--- Listing ---
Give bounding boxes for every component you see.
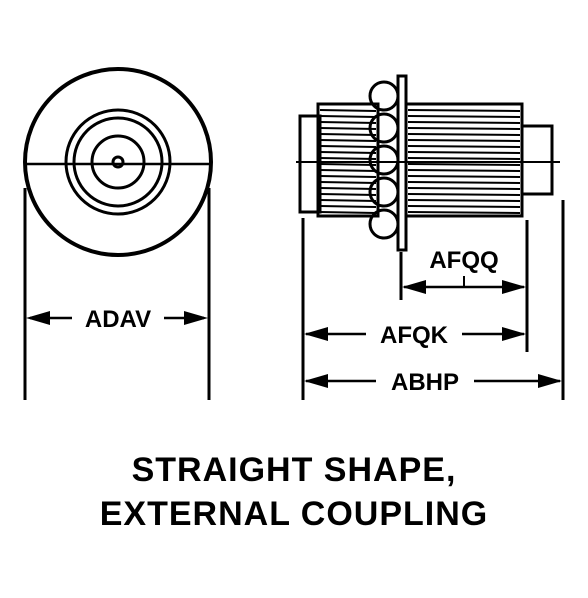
thread-line — [319, 187, 377, 190]
thread-line — [319, 139, 377, 142]
thread-line — [319, 127, 377, 130]
coupling-ring-inner — [72, 116, 164, 208]
thread-line — [319, 175, 377, 178]
thread-line — [407, 205, 521, 208]
thread-line — [319, 133, 377, 136]
thread-line — [319, 205, 377, 208]
thread-line — [319, 157, 377, 160]
threaded-body — [316, 102, 380, 218]
thread-line — [319, 115, 377, 118]
thread-line — [407, 115, 521, 118]
thread-line — [407, 133, 521, 136]
outer-body-circle — [23, 67, 213, 257]
afqq-label: AFQQ — [429, 247, 498, 274]
thread-line — [407, 181, 521, 184]
caption-line-2: EXTERNAL COUPLING — [99, 495, 489, 533]
thread-line — [407, 109, 521, 112]
thread-line — [407, 211, 521, 214]
abhp-arrow-left — [304, 374, 328, 388]
caption-line-1: STRAIGHT SHAPE, — [131, 451, 457, 489]
thread-line — [319, 199, 377, 202]
thread-line — [319, 181, 377, 184]
afqk-arrow-left — [304, 327, 328, 341]
thread-line — [407, 121, 521, 124]
afqk-label: AFQK — [380, 322, 449, 349]
thread-line — [407, 163, 521, 166]
nut-lobe-3 — [368, 144, 400, 176]
thread-lines — [319, 109, 521, 214]
thread-line — [319, 193, 377, 196]
front-tip — [520, 124, 554, 196]
thread-line — [407, 175, 521, 178]
abhp-arrow-right — [538, 374, 562, 388]
thread-line — [319, 169, 377, 172]
thread-line — [407, 187, 521, 190]
abhp-label: ABHP — [391, 369, 459, 396]
thread-line — [407, 151, 521, 154]
abhp-dimension — [304, 374, 562, 388]
thread-line — [407, 145, 521, 148]
adav-label: ADAV — [85, 306, 151, 333]
side-extension-lines — [301, 200, 565, 400]
center-contact — [111, 155, 125, 169]
thread-line — [407, 157, 521, 160]
adav-arrow-right — [184, 311, 208, 325]
coupling-ring-outer — [64, 108, 172, 216]
thread-line — [319, 109, 377, 112]
thread-line — [407, 193, 521, 196]
thread-line — [319, 211, 377, 214]
adav-dimension — [26, 311, 208, 325]
thread-line — [319, 145, 377, 148]
thread-line — [319, 121, 377, 124]
nut-lobe-5 — [368, 208, 400, 240]
thread-line — [407, 169, 521, 172]
afqk-arrow-right — [502, 327, 526, 341]
thread-line — [407, 139, 521, 142]
afqk-dimension — [304, 327, 526, 341]
end-view — [23, 67, 213, 400]
thread-line — [319, 163, 377, 166]
thread-line — [319, 151, 377, 154]
afqq-arrow-right — [502, 280, 526, 294]
thread-line — [407, 127, 521, 130]
thread-line — [407, 199, 521, 202]
afqq-arrow-left — [402, 280, 426, 294]
nut-lobe-1 — [368, 80, 400, 112]
adav-arrow-left — [26, 311, 50, 325]
side-view — [296, 74, 560, 252]
afqq-dimension — [402, 276, 526, 294]
insulator-circle — [90, 134, 146, 190]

--- Work to be completed ---
Can you output all of the data above again, every line unchanged, but without the picture?

--- Finished exercise ---
Give bounding boxes for every component you see.
thread-line — [319, 187, 377, 190]
thread-line — [319, 139, 377, 142]
thread-line — [319, 127, 377, 130]
coupling-ring-inner — [72, 116, 164, 208]
thread-line — [319, 175, 377, 178]
thread-line — [407, 205, 521, 208]
thread-line — [319, 133, 377, 136]
thread-line — [319, 205, 377, 208]
thread-line — [319, 157, 377, 160]
threaded-body — [316, 102, 380, 218]
thread-line — [319, 115, 377, 118]
thread-line — [407, 115, 521, 118]
thread-line — [407, 133, 521, 136]
outer-body-circle — [23, 67, 213, 257]
afqq-label: AFQQ — [429, 247, 498, 274]
thread-line — [407, 181, 521, 184]
caption-line-2: EXTERNAL COUPLING — [99, 495, 489, 533]
thread-line — [407, 109, 521, 112]
thread-line — [407, 211, 521, 214]
abhp-arrow-left — [304, 374, 328, 388]
caption-line-1: STRAIGHT SHAPE, — [131, 451, 457, 489]
thread-line — [319, 199, 377, 202]
thread-line — [319, 181, 377, 184]
afqk-arrow-left — [304, 327, 328, 341]
thread-line — [407, 121, 521, 124]
afqk-label: AFQK — [380, 322, 449, 349]
thread-line — [407, 163, 521, 166]
nut-lobe-3 — [368, 144, 400, 176]
thread-lines — [319, 109, 521, 214]
thread-line — [319, 193, 377, 196]
front-tip — [520, 124, 554, 196]
thread-line — [407, 175, 521, 178]
abhp-arrow-right — [538, 374, 562, 388]
thread-line — [319, 169, 377, 172]
thread-line — [407, 187, 521, 190]
abhp-label: ABHP — [391, 369, 459, 396]
thread-line — [407, 151, 521, 154]
abhp-dimension — [304, 374, 562, 388]
thread-line — [407, 145, 521, 148]
adav-label: ADAV — [85, 306, 151, 333]
side-extension-lines — [301, 200, 565, 400]
center-contact — [111, 155, 125, 169]
thread-line — [407, 157, 521, 160]
adav-arrow-right — [184, 311, 208, 325]
coupling-ring-outer — [64, 108, 172, 216]
thread-line — [319, 109, 377, 112]
thread-line — [407, 193, 521, 196]
thread-line — [319, 211, 377, 214]
adav-dimension — [26, 311, 208, 325]
thread-line — [319, 145, 377, 148]
thread-line — [319, 121, 377, 124]
nut-lobe-5 — [368, 208, 400, 240]
thread-line — [407, 169, 521, 172]
afqk-arrow-right — [502, 327, 526, 341]
thread-line — [407, 139, 521, 142]
afqk-dimension — [304, 327, 526, 341]
end-view — [23, 67, 213, 400]
thread-line — [319, 163, 377, 166]
thread-line — [319, 151, 377, 154]
afqq-arrow-right — [502, 280, 526, 294]
thread-line — [407, 127, 521, 130]
thread-line — [407, 199, 521, 202]
afqq-arrow-left — [402, 280, 426, 294]
nut-lobe-1 — [368, 80, 400, 112]
adav-arrow-left — [26, 311, 50, 325]
side-view — [296, 74, 560, 252]
afqq-dimension — [402, 276, 526, 294]
insulator-circle — [90, 134, 146, 190]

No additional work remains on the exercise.